# start of Records provided

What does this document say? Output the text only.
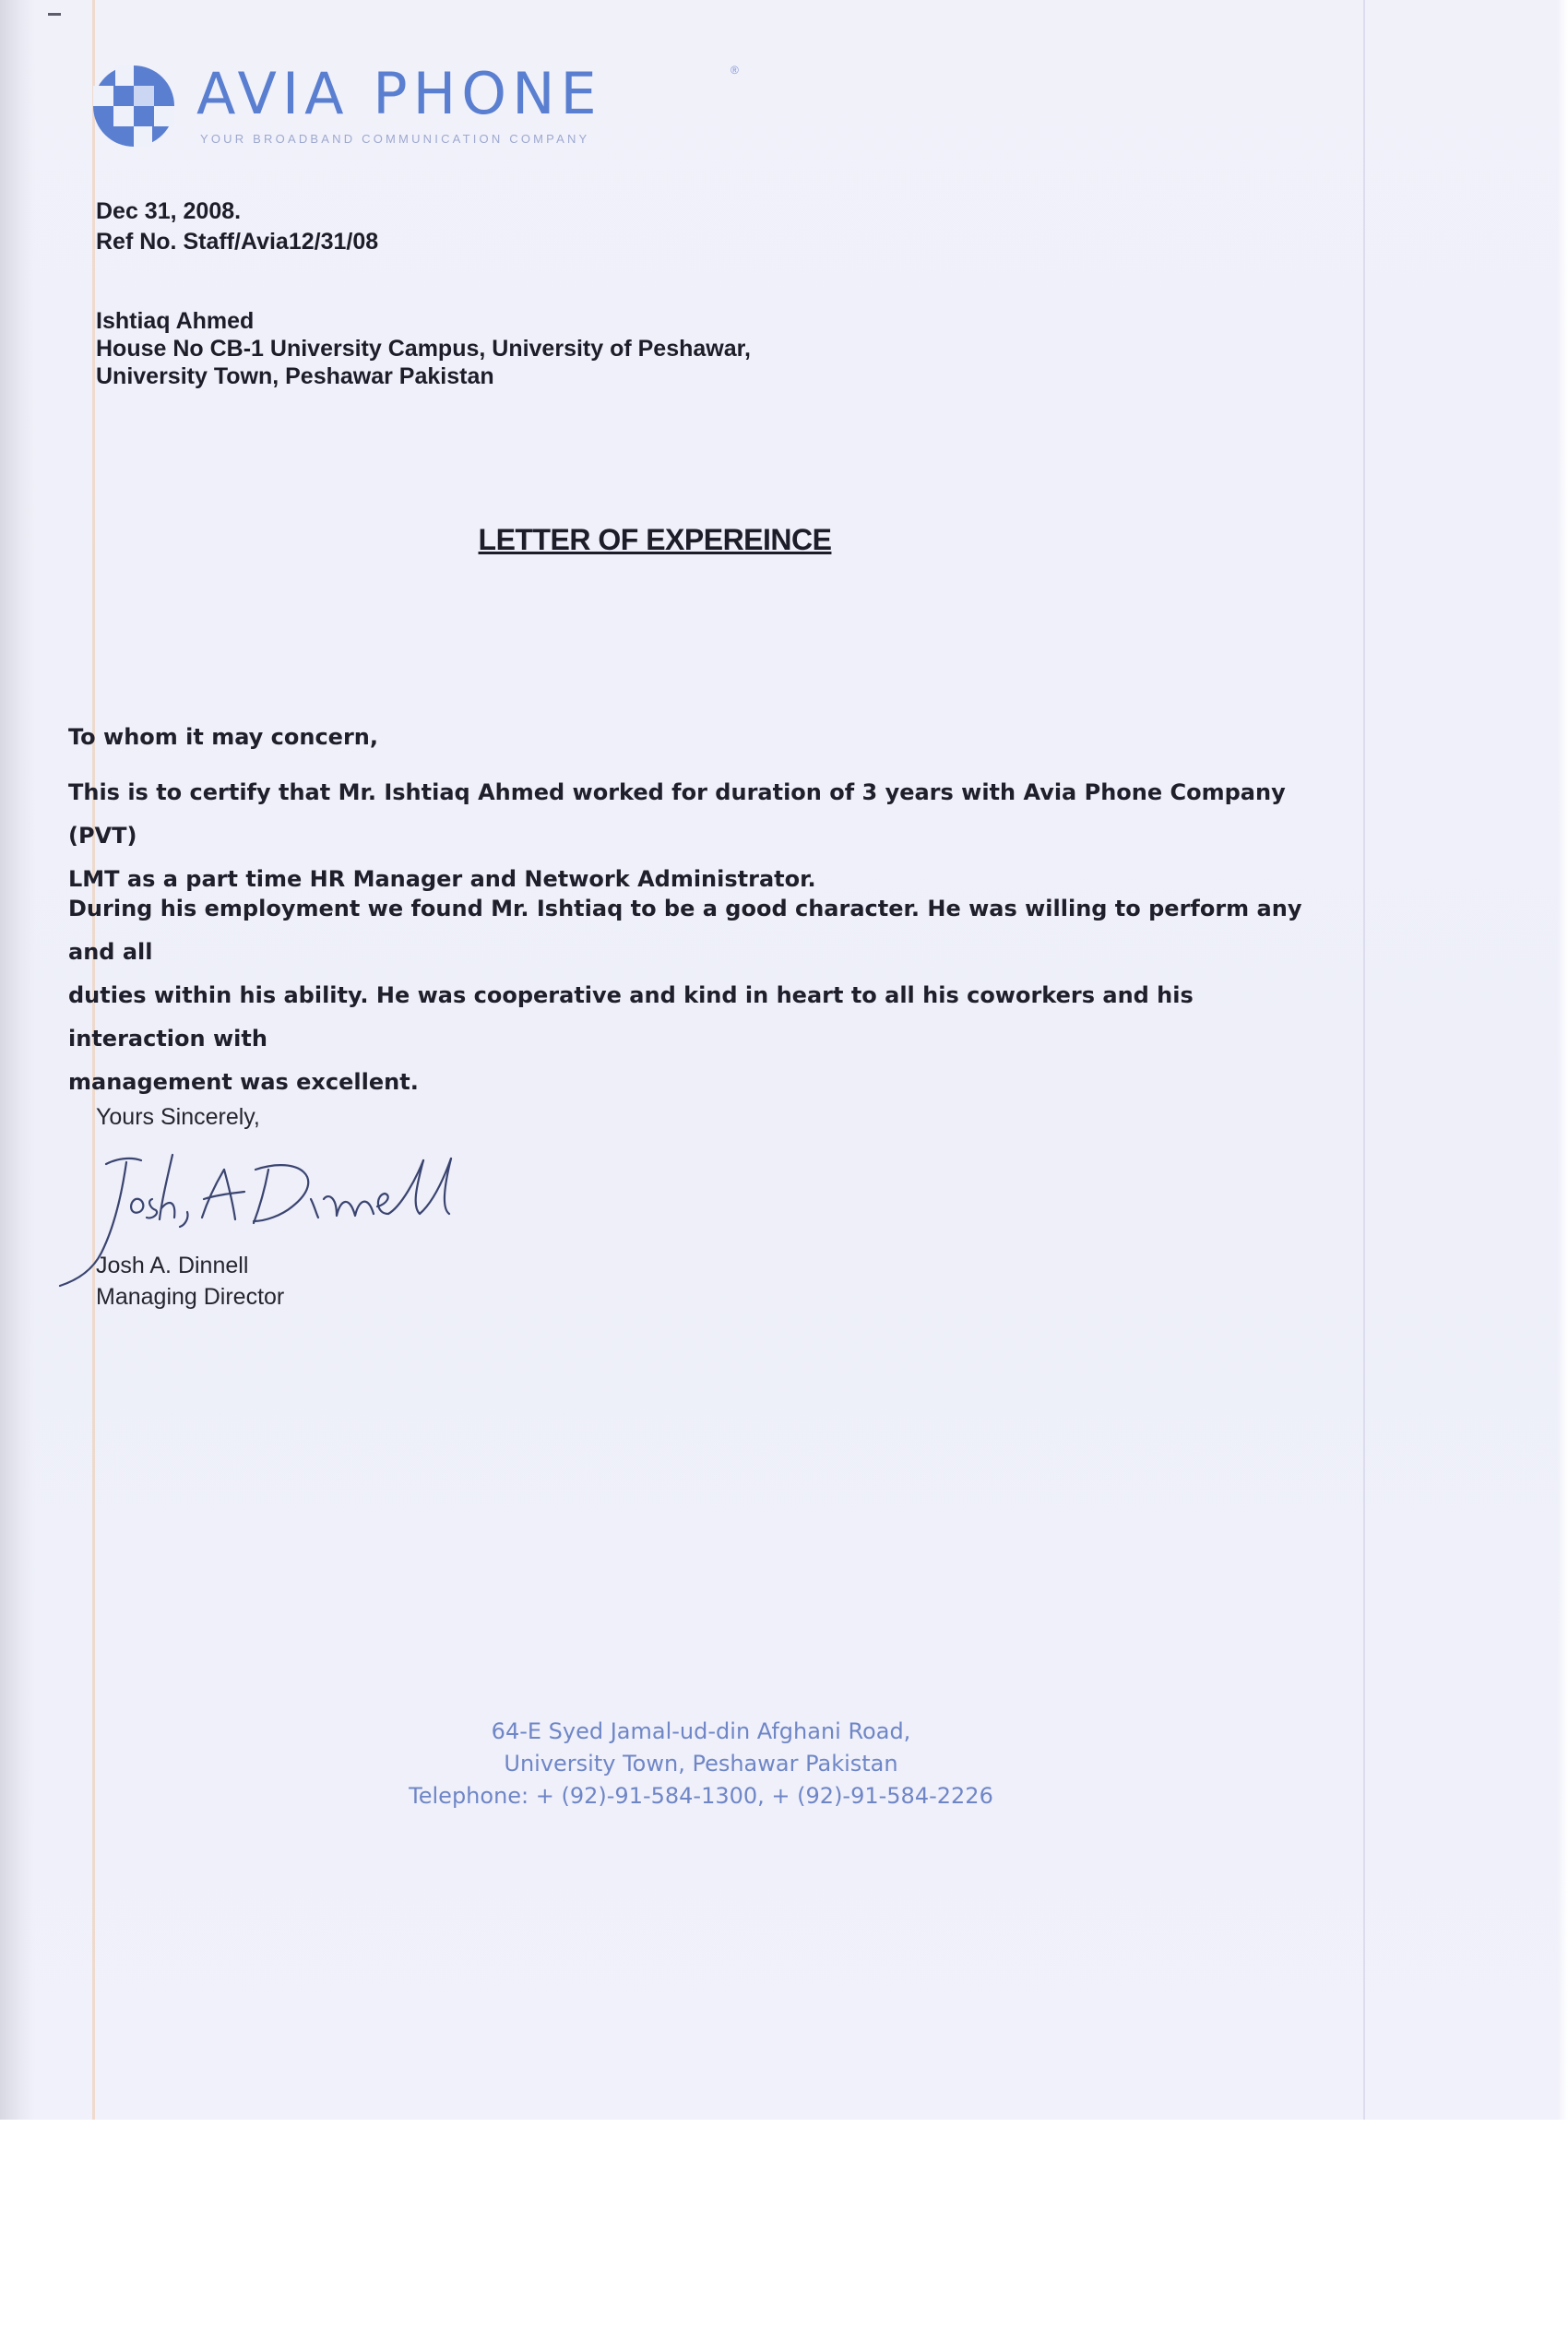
AVIA PHONE	®
YOUR BROADBAND COMMUNICATION COMPANY
Dec 31, 2008.
Ref No. Staff/Avia12/31/08
Ishtiaq Ahmed
House No CB-1 University Campus, University of Peshawar,
University Town, Peshawar Pakistan
LETTER OF EXPEREINCE
To whom it may concern,
This is to certify that Mr. Ishtiaq Ahmed worked for duration of 3 years with Avia Phone Company (PVT)
LMT as a part time HR Manager and Network Administrator.
During his employment we found Mr. Ishtiaq to be a good character. He was willing to perform any and all
duties within his ability. He was cooperative and kind in heart to all his coworkers and his interaction with
management was excellent.
Yours Sincerely,
Josh A. Dinnell
Managing Director
64-E Syed Jamal-ud-din Afghani Road,
University Town, Peshawar Pakistan
Telephone: + (92)-91-584-1300, + (92)-91-584-2226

# end of Records provided

• _Request_
Omit the pictures, and quote the material above exactly as given.

• _Problem solution_
What does this document say? Output the text only.
AVIA PHONE	®
YOUR BROADBAND COMMUNICATION COMPANY
Dec 31, 2008.
Ref No. Staff/Avia12/31/08
Ishtiaq Ahmed
House No CB-1 University Campus, University of Peshawar,
University Town, Peshawar Pakistan
LETTER OF EXPEREINCE
To whom it may concern,
This is to certify that Mr. Ishtiaq Ahmed worked for duration of 3 years with Avia Phone Company (PVT)
LMT as a part time HR Manager and Network Administrator.
During his employment we found Mr. Ishtiaq to be a good character. He was willing to perform any and all
duties within his ability. He was cooperative and kind in heart to all his coworkers and his interaction with
management was excellent.
Yours Sincerely,
Josh A. Dinnell
Managing Director
64-E Syed Jamal-ud-din Afghani Road,
University Town, Peshawar Pakistan
Telephone: + (92)-91-584-1300, + (92)-91-584-2226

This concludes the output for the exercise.